* [Task goal] In the listing below, count the lines containing the string "sacra" and state only the number.

[Extracted data entries]
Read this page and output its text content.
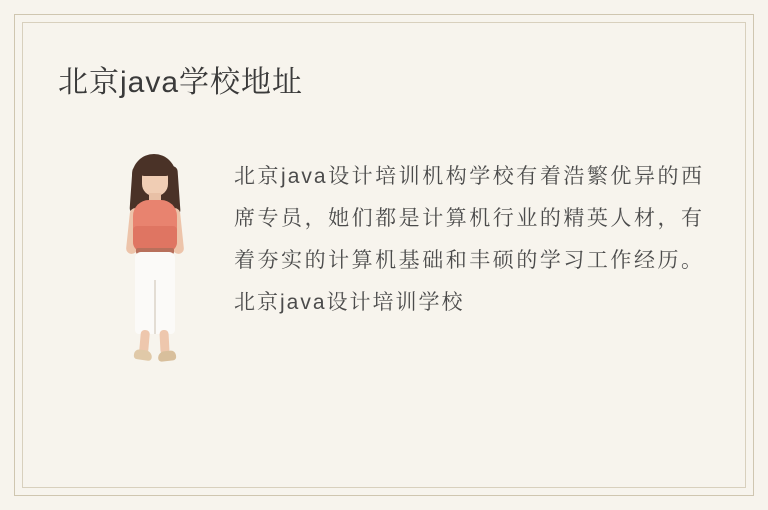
北京java学校地址
北京java设计培训机构学校有着浩繁优异的西席专员，她们都是计算机行业的精英人材，有着夯实的计算机基础和丰硕的学习工作经历。北京java设计培训学校
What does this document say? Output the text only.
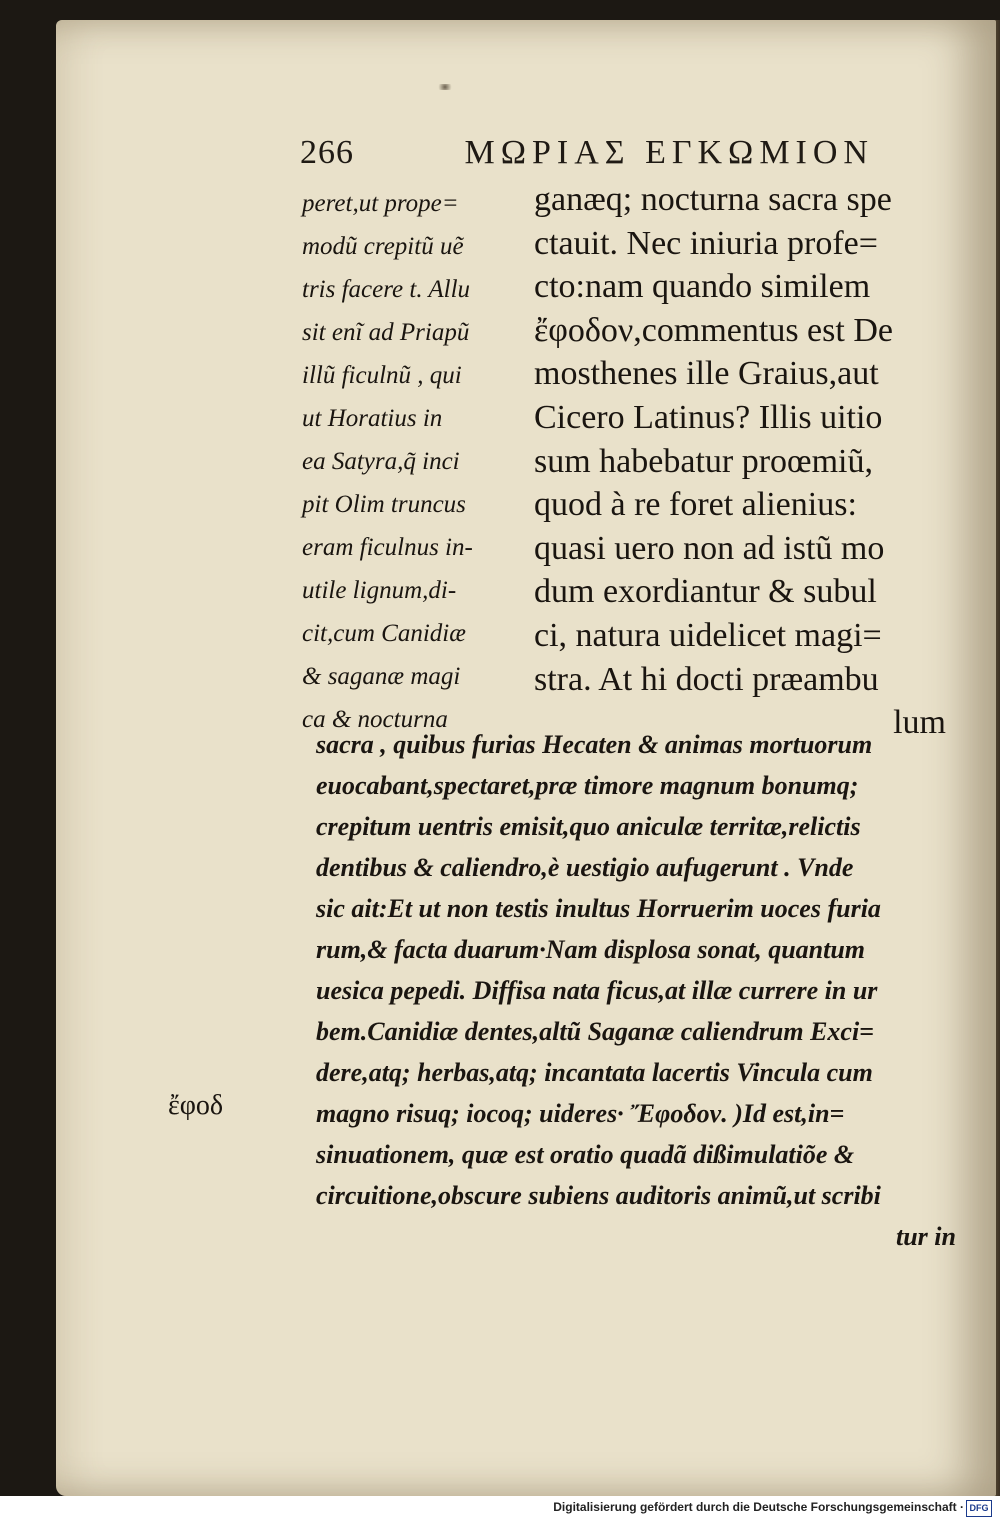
266	ΜΩΡΙΑΣ ΕΓΚΩΜΙΟΝ
peret,ut prope=
modũ crepitũ uẽ
tris facere t. Allu
sit enĩ ad Priapũ
illũ ficulnũ , qui
ut Horatius in
ea Satyra,q̃ inci
pit Olim truncus
eram ficulnus in-
utile lignum,di-
cit,cum Canidiæ
& saganæ magi
ca & nocturna
ganæq; nocturna sacra spe
ctauit. Nec iniuria profe=
cto:nam quando similem
ἔφοδον,commentus est De
mosthenes ille Graius,aut
Cicero Latinus? Illis uitio
sum habebatur proœmiũ,
quod à re foret alienius:
quasi uero non ad istũ mo
dum exordiantur & subul
ci, natura uidelicet magi=
stra. At hi docti præambu
lum
sacra , quibus furias Hecaten & animas mortuorum
euocabant,spectaret,præ timore magnum bonumq;
crepitum uentris emisit,quo aniculæ territæ,relictis
dentibus & caliendro,è uestigio aufugerunt . Vnde
sic ait:Et ut non testis inultus Horruerim uoces furia
rum,& facta duarum·Nam displosa sonat, quantum
uesica pepedi. Diffisa nata ficus,at illæ currere in ur
bem.Canidiæ dentes,altũ Saganæ caliendrum Exci=
dere,atq; herbas,atq; incantata lacertis Vincula cum
magno risuq; iocoq; uideres· Ἔφοδον. )Id est,in=
sinuationem, quæ est oratio quadã dißimulatiõe &
circuitione,obscure subiens auditoris animũ,ut scribi
tur in
ἔφοδ
Digitalisierung gefördert durch die Deutsche Forschungsgemeinschaft · DFG
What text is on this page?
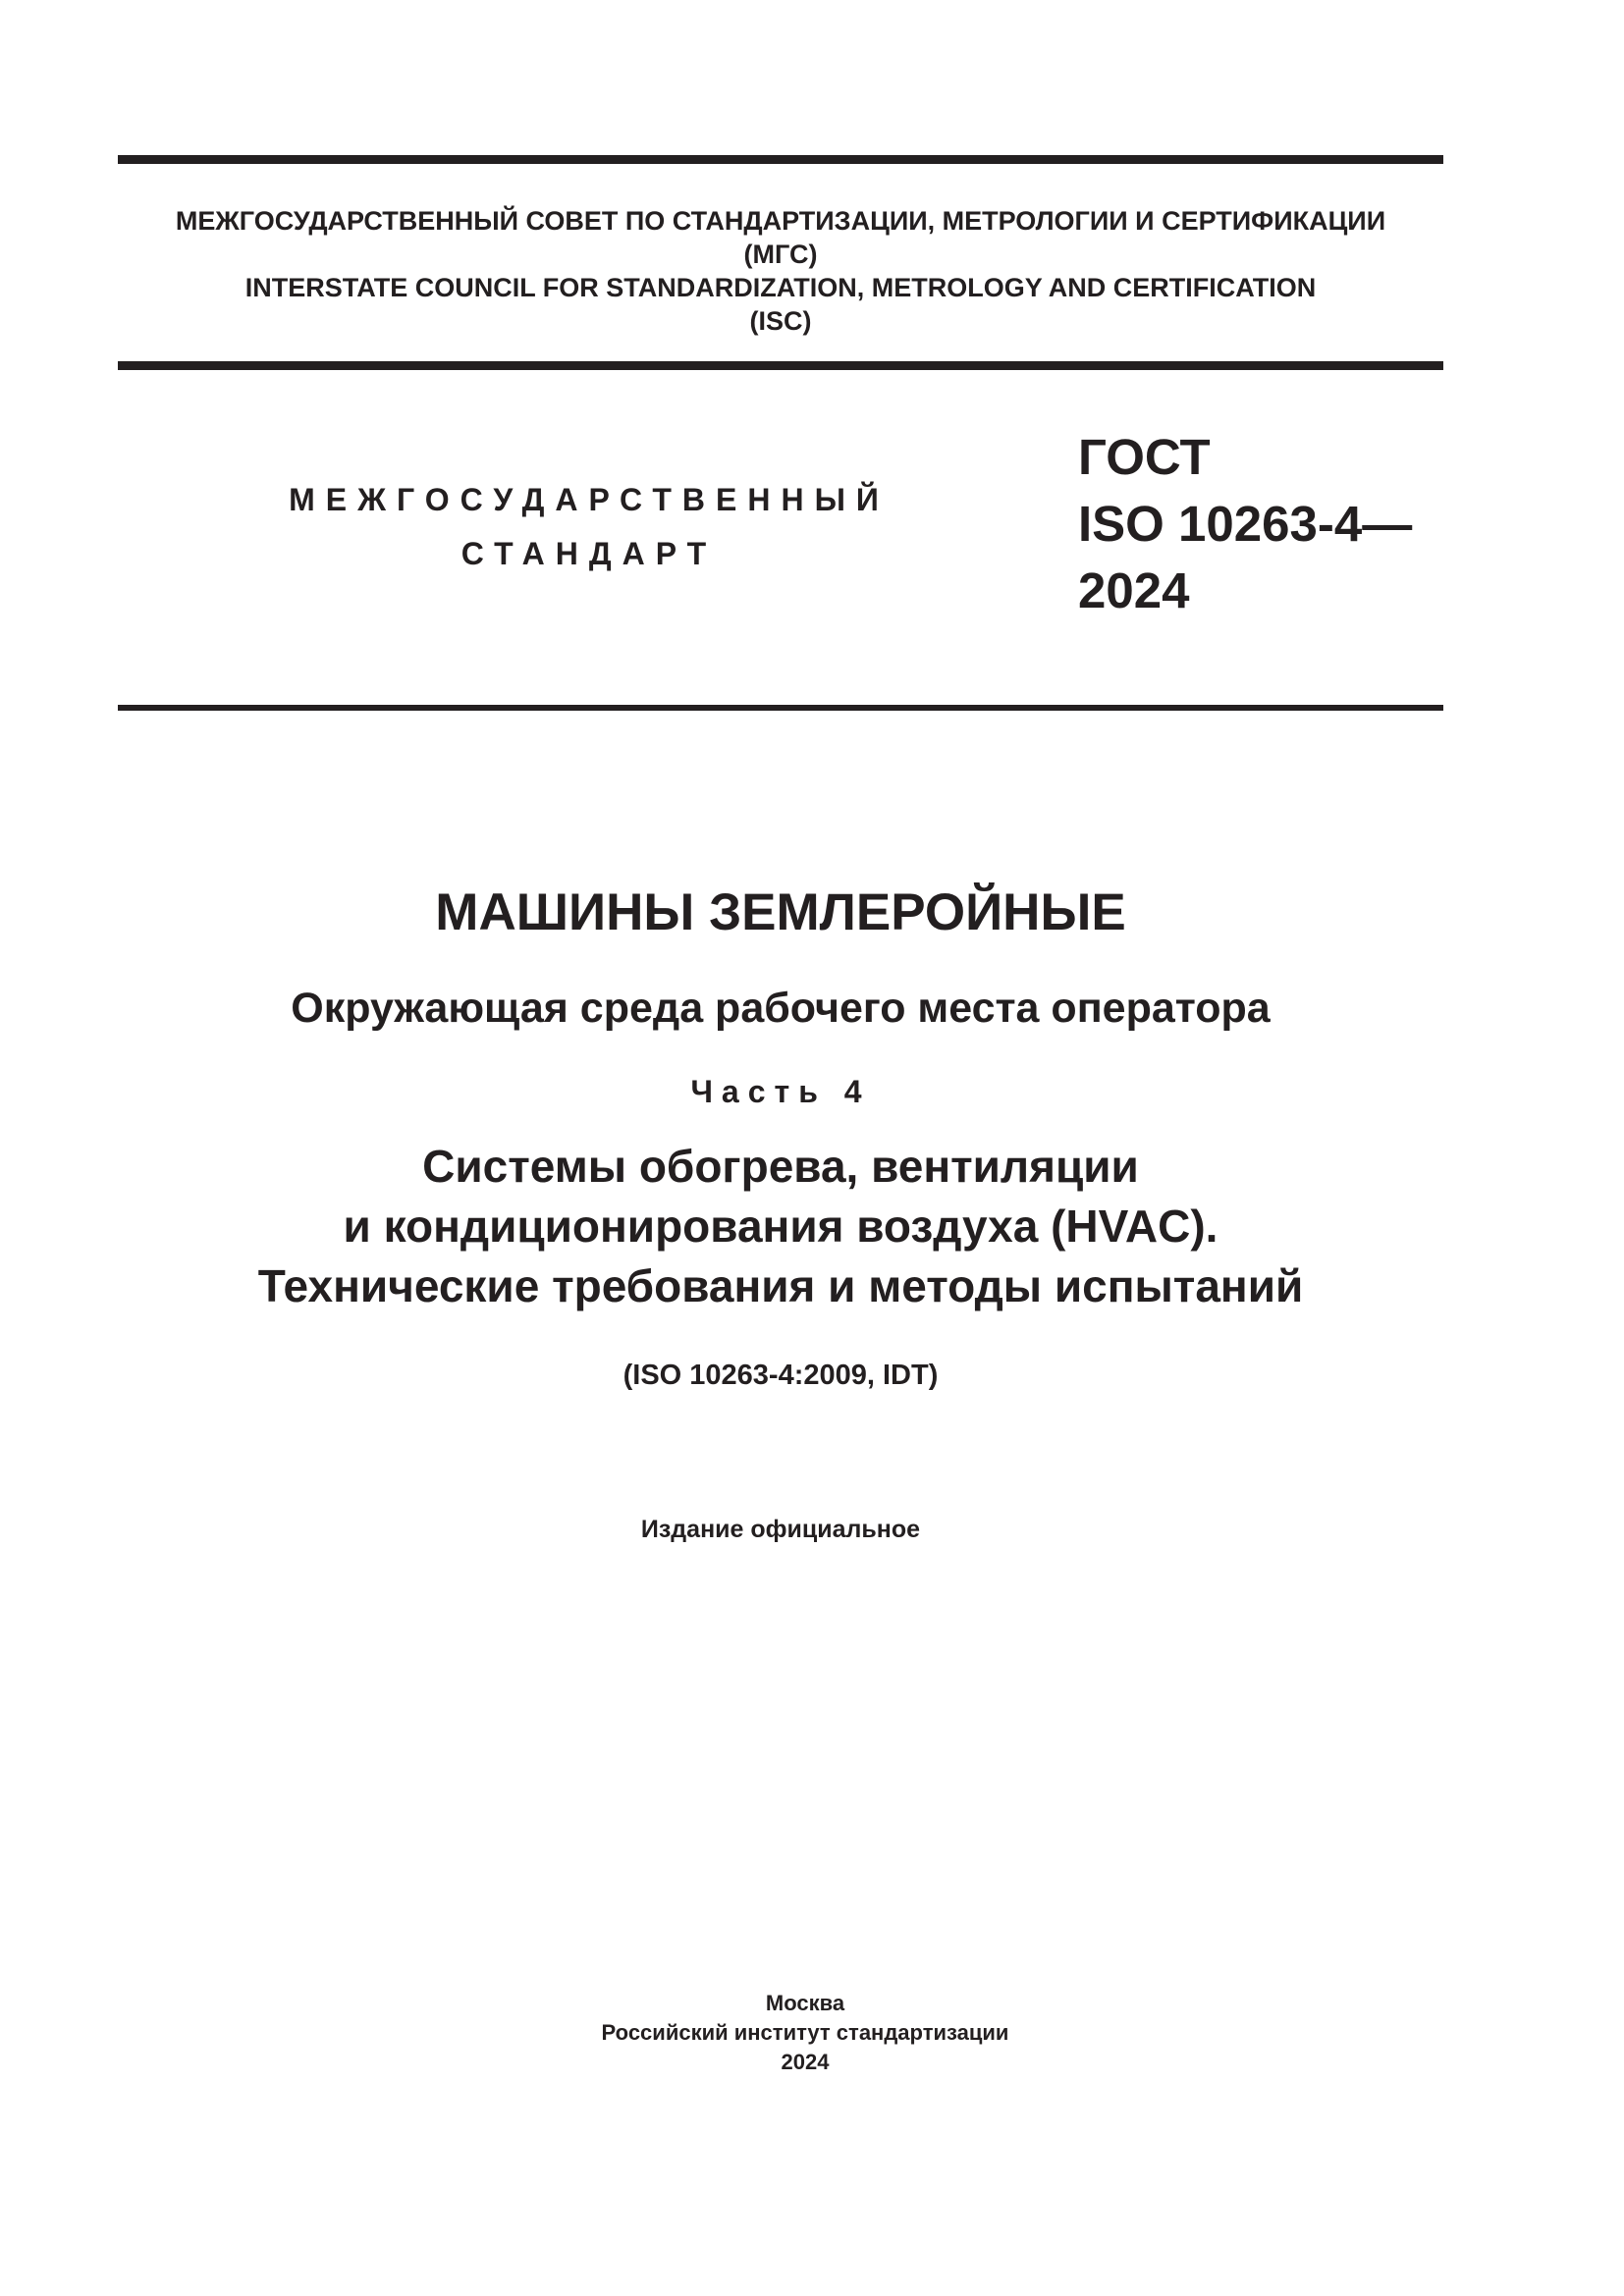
МЕЖГОСУДАРСТВЕННЫЙ СОВЕТ ПО СТАНДАРТИЗАЦИИ, МЕТРОЛОГИИ И СЕРТИФИКАЦИИ
(МГС)
INTERSTATE COUNCIL FOR STANDARDIZATION, METROLOGY AND CERTIFICATION
(ISC)
МЕЖГОСУДАРСТВЕННЫЙ
СТАНДАРТ
ГОСТ
ISO 10263-4—
2024
МАШИНЫ ЗЕМЛЕРОЙНЫЕ
Окружающая среда рабочего места оператора
Часть 4
Системы обогрева, вентиляции
и кондиционирования воздуха (HVAC).
Технические требования и методы испытаний
(ISO 10263-4:2009, IDT)
Издание официальное
Москва
Российский институт стандартизации
2024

* [Answer to the problem] 2